SOURCE PASSAGE start

The requisites essential for the application of the principle of
res judicata are:
a) there must be a final judgment or order;b) said judgment or
order must be on the merits;c) the Court rendering the same must
have jurisdiction on the subject matter and the parties; andd)
there must be between the two cases identity of parties, identity
of subject matter, and identity of causes of action. [Equitable
PCIB vs. CA, G.R. No. 143556, March 16, 2004]
What is the concept of Identity of parties?
Identity of parties as an indispensable condition for the
existence of res judicata does not mean absolute or total identity
of all the parties. The inclusion of a new party in the second
action does not remove the case from the operation of the doctrine
if the party against whom the judgment is offered in evidence was
also the party in the first action. This rule wards off the
possibility of renewing litigation between the same parties by the
simple expedient bringing into the second action a new party.
(Abines vs. BPI, G.R. No. 167900, 2006 Feb 13) The doctrines of res
judicata and litis pendencia are principles sanctioned by public
policy in order that multiplicity of suits may be avoided.
State the concept of Joinder of causes of action.
Joinder of causes of action simply means that a party may
assert, in one pleading, in the alternative or otherwise as many
causes of action as he may have against an opposing party subject
to the rules on venue, jurisdiction and jointer of parties. There
can be no joinder of causes of action to include special civil
actions or actions governed by special rules.
What is the concept of Permissive joinder of parties?Permissive
joinder of parties means that all persons in whom or against whom
any right to relief in respect to or arising out of the same
transaction or series of transactions is alleged to exist, whether
jointly, severally or in the alternative, may, except as otherwise
provided in these rules, join as plaintiffs or be joined as
defendants in one complaint, where any question of law or fact
common to all such plaintiffs or to all such defendants may arise
in the action, but the court may make such orders as may be just to
prevent any plaintiff or defendant from being embarrassed or put to
expense in connection with any proceedings in which he may have no
interest (Flores vs. Phillipps, Sept. 24, 1986). In case of a valid
joinder of parties what shall be the jurisdictional test?
In case of a valid joinder of parties (plaintiff or defendant)
the total of all the claims shall furnish the jurisdictional test.
(Flores vs. Phillipps, Sept. 24, 1986).
Suppose all the causes of action joined are principally for sum
of money what shall be the jurisdictional test?

SOURCE PASSAGE end

• _SET TASKS_
(1) Which case does the res judicata passage cite for the four requisites of the principle?
(2) Write out everything in the listing from its first line down to the line containing "yoy-bar [398,451,404,519]", including both of those lines.

AVAILABLE DATA start

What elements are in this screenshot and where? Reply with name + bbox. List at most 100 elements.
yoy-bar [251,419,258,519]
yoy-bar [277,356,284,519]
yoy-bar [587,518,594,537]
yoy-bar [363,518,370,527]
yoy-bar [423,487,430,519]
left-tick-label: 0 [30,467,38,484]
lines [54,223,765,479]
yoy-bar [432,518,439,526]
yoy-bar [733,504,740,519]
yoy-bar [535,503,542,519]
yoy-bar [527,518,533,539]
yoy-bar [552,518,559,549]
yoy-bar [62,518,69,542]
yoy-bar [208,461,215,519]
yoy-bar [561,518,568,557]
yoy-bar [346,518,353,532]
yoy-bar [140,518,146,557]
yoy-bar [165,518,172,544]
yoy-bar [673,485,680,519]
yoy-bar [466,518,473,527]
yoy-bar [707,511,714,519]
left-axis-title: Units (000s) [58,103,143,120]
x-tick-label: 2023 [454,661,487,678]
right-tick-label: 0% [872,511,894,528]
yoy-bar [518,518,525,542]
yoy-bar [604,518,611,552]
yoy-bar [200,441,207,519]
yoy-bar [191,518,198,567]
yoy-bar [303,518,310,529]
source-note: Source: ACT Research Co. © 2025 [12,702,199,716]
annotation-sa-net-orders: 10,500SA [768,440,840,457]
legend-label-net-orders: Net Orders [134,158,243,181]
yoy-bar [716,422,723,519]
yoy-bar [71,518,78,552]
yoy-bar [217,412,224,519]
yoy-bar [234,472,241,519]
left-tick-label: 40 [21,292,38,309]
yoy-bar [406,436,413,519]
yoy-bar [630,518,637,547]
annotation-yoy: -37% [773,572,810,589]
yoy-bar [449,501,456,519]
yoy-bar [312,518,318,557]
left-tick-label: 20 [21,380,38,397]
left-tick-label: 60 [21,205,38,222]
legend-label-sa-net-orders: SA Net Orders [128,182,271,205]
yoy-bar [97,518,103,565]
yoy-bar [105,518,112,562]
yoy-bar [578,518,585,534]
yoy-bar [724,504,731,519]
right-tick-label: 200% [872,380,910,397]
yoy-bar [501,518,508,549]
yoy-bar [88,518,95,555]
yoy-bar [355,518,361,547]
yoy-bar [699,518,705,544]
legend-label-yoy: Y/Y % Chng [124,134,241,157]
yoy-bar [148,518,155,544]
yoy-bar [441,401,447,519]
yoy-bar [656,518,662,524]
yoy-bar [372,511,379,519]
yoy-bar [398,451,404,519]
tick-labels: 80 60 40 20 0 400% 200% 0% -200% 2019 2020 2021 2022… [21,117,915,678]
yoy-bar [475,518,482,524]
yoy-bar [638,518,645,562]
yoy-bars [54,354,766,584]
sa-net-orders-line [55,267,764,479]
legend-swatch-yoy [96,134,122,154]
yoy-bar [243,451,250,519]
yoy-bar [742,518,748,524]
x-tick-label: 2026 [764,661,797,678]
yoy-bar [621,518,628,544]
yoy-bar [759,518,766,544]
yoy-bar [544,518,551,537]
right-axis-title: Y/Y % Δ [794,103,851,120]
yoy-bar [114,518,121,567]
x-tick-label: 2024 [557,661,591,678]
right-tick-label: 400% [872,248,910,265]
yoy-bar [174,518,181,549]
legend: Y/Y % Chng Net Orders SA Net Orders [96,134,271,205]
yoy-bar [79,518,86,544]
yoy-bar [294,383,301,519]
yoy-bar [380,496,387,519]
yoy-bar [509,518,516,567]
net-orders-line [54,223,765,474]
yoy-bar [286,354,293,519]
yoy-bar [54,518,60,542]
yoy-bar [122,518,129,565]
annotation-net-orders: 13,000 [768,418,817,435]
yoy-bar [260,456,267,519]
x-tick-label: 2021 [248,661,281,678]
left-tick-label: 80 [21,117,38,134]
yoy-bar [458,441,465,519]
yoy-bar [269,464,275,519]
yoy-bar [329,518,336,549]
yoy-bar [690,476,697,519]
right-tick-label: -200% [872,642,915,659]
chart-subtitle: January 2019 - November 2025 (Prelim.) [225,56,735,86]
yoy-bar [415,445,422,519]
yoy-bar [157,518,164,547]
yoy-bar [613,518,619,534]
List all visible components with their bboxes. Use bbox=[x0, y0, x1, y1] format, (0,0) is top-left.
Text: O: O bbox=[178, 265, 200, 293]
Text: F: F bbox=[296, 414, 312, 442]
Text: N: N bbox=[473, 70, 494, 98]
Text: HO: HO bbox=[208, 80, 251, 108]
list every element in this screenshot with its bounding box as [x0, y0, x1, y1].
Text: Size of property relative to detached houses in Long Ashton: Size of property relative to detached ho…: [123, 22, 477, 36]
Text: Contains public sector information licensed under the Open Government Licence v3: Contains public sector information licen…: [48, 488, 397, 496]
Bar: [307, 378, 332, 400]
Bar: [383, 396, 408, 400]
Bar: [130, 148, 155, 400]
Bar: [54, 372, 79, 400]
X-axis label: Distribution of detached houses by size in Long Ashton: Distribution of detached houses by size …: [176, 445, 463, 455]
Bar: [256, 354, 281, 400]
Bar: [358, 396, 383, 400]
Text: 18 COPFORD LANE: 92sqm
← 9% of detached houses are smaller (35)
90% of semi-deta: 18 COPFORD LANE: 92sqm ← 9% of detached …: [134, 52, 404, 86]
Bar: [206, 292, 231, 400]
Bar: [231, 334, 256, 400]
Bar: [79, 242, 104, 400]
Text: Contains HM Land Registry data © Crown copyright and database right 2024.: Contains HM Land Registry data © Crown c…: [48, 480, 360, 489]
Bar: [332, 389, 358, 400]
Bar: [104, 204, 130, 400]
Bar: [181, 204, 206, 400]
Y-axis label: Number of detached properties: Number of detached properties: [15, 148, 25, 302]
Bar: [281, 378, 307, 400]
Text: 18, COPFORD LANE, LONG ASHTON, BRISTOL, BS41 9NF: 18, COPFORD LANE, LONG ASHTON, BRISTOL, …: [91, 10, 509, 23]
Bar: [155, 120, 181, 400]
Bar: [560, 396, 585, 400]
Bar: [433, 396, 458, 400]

AVAILABLE DATA end

• _FINAL ANSWERS_
(1) Equitable PCIB vs. CA, G.R. No. 143556, March 16, 2004.

(2)
What elements are in this screenshot and where? Reply with name + bbox. List at most 100 elements.
yoy-bar [251,419,258,519]
yoy-bar [277,356,284,519]
yoy-bar [587,518,594,537]
yoy-bar [363,518,370,527]
yoy-bar [423,487,430,519]
left-tick-label: 0 [30,467,38,484]
lines [54,223,765,479]
yoy-bar [432,518,439,526]
yoy-bar [733,504,740,519]
yoy-bar [535,503,542,519]
yoy-bar [527,518,533,539]
yoy-bar [552,518,559,549]
yoy-bar [62,518,69,542]
yoy-bar [208,461,215,519]
yoy-bar [561,518,568,557]
yoy-bar [346,518,353,532]
yoy-bar [140,518,146,557]
yoy-bar [165,518,172,544]
yoy-bar [673,485,680,519]
yoy-bar [466,518,473,527]
yoy-bar [707,511,714,519]
left-axis-title: Units (000s) [58,103,143,120]
x-tick-label: 2023 [454,661,487,678]
right-tick-label: 0% [872,511,894,528]
yoy-bar [518,518,525,542]
yoy-bar [604,518,611,552]
yoy-bar [200,441,207,519]
yoy-bar [191,518,198,567]
yoy-bar [303,518,310,529]
source-note: Source: ACT Research Co. © 2025 [12,702,199,716]
annotation-sa-net-orders: 10,500SA [768,440,840,457]
legend-label-net-orders: Net Orders [134,158,243,181]
yoy-bar [716,422,723,519]
yoy-bar [71,518,78,552]
yoy-bar [217,412,224,519]
yoy-bar [234,472,241,519]
left-tick-label: 40 [21,292,38,309]
yoy-bar [406,436,413,519]
yoy-bar [630,518,637,547]
annotation-yoy: -37% [773,572,810,589]
yoy-bar [449,501,456,519]
yoy-bar [312,518,318,557]
left-tick-label: 20 [21,380,38,397]
left-tick-label: 60 [21,205,38,222]
legend-label-sa-net-orders: SA Net Orders [128,182,271,205]
yoy-bar [97,518,103,565]
yoy-bar [105,518,112,562]
yoy-bar [578,518,585,534]
yoy-bar [724,504,731,519]
right-tick-label: 200% [872,380,910,397]
yoy-bar [501,518,508,549]
yoy-bar [88,518,95,555]
yoy-bar [355,518,361,547]
yoy-bar [699,518,705,544]
legend-label-yoy: Y/Y % Chng [124,134,241,157]
yoy-bar [148,518,155,544]
yoy-bar [441,401,447,519]
yoy-bar [656,518,662,524]
yoy-bar [372,511,379,519]
yoy-bar [398,451,404,519]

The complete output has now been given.